## Task statement
Do not carry the pictures over; copy every other part of the entries exactly.

————

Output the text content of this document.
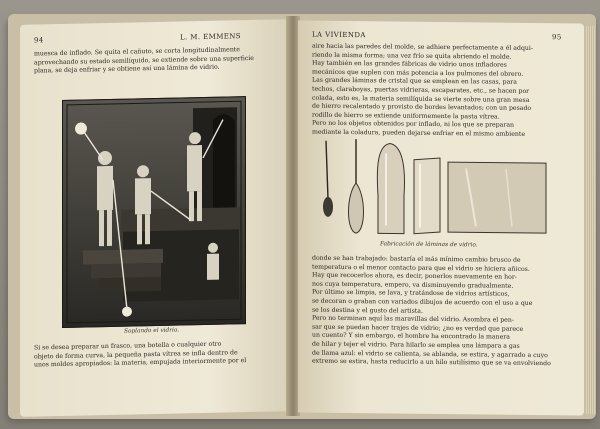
94	L. M. EMMENS

muesca de inflado. Se quita el cañuto, se corta longitudinalmente

aprovechando su estado semilíquido, se extiende sobre una superficie

plana, se deja enfriar y se obtiene así una lámina de vidrio.

Soplando el vidrio.

Si se desea preparar un frasco, una botella o cualquier otro

objeto de forma curva, la pequeña pasta vítrea se infla dentro de

unos moldes apropiados: la materia, empujada interiormente por el

LA VIVIENDA	95

aire hacia las paredes del molde, se adhiere perfectamente a él adqui-

riendo la misma forma; una vez frío se quita abriendo el molde.

Hay también en las grandes fábricas de vidrio unos infladores

mecánicos que suplen con más potencia a los pulmones del obrero.

Las grandes láminas de cristal que se emplean en las casas, para

techos, claraboyas, puertas vidrieras, escaparates, etc., se hacen por

colada, esto es, la materia semilíquida se vierte sobre una gran mesa

de hierro recalentado y provisto de bordes levantados; con un pesado

rodillo de hierro se extiende uniformemente la pasta vítrea.

Pero no los objetos obtenidos por inflado, ni los que se preparan

mediante la coladura, pueden dejarse enfriar en el mismo ambiente

Fabricación de láminas de vidrio.

donde se han trabajado: bastaría el más mínimo cambio brusco de

temperatura o el menor contacto para que el vidrio se hiciera añicos.

Hay que recocerlos ahora, es decir, ponerlos nuevamente en hor-

nos cuya temperatura, empero, va disminuyendo gradualmente.

Por último se limpia, se lava, y tratándose de vidrios artísticos,

se decoran o graban con variados dibujos de acuerdo con el uso a que

se los destina y el gusto del artista.

Pero no terminan aquí las maravillas del vidrio. Asombra el pen-

sar que se puedan hacer trajes de vidrio; ¿no es verdad que parece

un cuento? Y sin embargo, el hombre ha encontrado la manera

de hilar y tejer el vidrio. Para hilarlo se emplea una lámpara a gas

de llama azul: el vidrio se calienta, se ablanda, se estira, y agarrado a cuyo

extremo se estira, hasta reducirlo a un hilo sutilísimo que se va envolviendo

————

## Final answer
Output the text content of this document.
94	L. M. EMMENS

muesca de inflado. Se quita el cañuto, se corta longitudinalmente

aprovechando su estado semilíquido, se extiende sobre una superficie

plana, se deja enfriar y se obtiene así una lámina de vidrio.

Soplando el vidrio.

Si se desea preparar un frasco, una botella o cualquier otro

objeto de forma curva, la pequeña pasta vítrea se infla dentro de

unos moldes apropiados: la materia, empujada interiormente por el

LA VIVIENDA	95

aire hacia las paredes del molde, se adhiere perfectamente a él adqui-

riendo la misma forma; una vez frío se quita abriendo el molde.

Hay también en las grandes fábricas de vidrio unos infladores

mecánicos que suplen con más potencia a los pulmones del obrero.

Las grandes láminas de cristal que se emplean en las casas, para

techos, claraboyas, puertas vidrieras, escaparates, etc., se hacen por

colada, esto es, la materia semilíquida se vierte sobre una gran mesa

de hierro recalentado y provisto de bordes levantados; con un pesado

rodillo de hierro se extiende uniformemente la pasta vítrea.

Pero no los objetos obtenidos por inflado, ni los que se preparan

mediante la coladura, pueden dejarse enfriar en el mismo ambiente

Fabricación de láminas de vidrio.

donde se han trabajado: bastaría el más mínimo cambio brusco de

temperatura o el menor contacto para que el vidrio se hiciera añicos.

Hay que recocerlos ahora, es decir, ponerlos nuevamente en hor-

nos cuya temperatura, empero, va disminuyendo gradualmente.

Por último se limpia, se lava, y tratándose de vidrios artísticos,

se decoran o graban con variados dibujos de acuerdo con el uso a que

se los destina y el gusto del artista.

Pero no terminan aquí las maravillas del vidrio. Asombra el pen-

sar que se puedan hacer trajes de vidrio; ¿no es verdad que parece

un cuento? Y sin embargo, el hombre ha encontrado la manera

de hilar y tejer el vidrio. Para hilarlo se emplea una lámpara a gas

de llama azul: el vidrio se calienta, se ablanda, se estira, y agarrado a cuyo

extremo se estira, hasta reducirlo a un hilo sutilísimo que se va envolviendo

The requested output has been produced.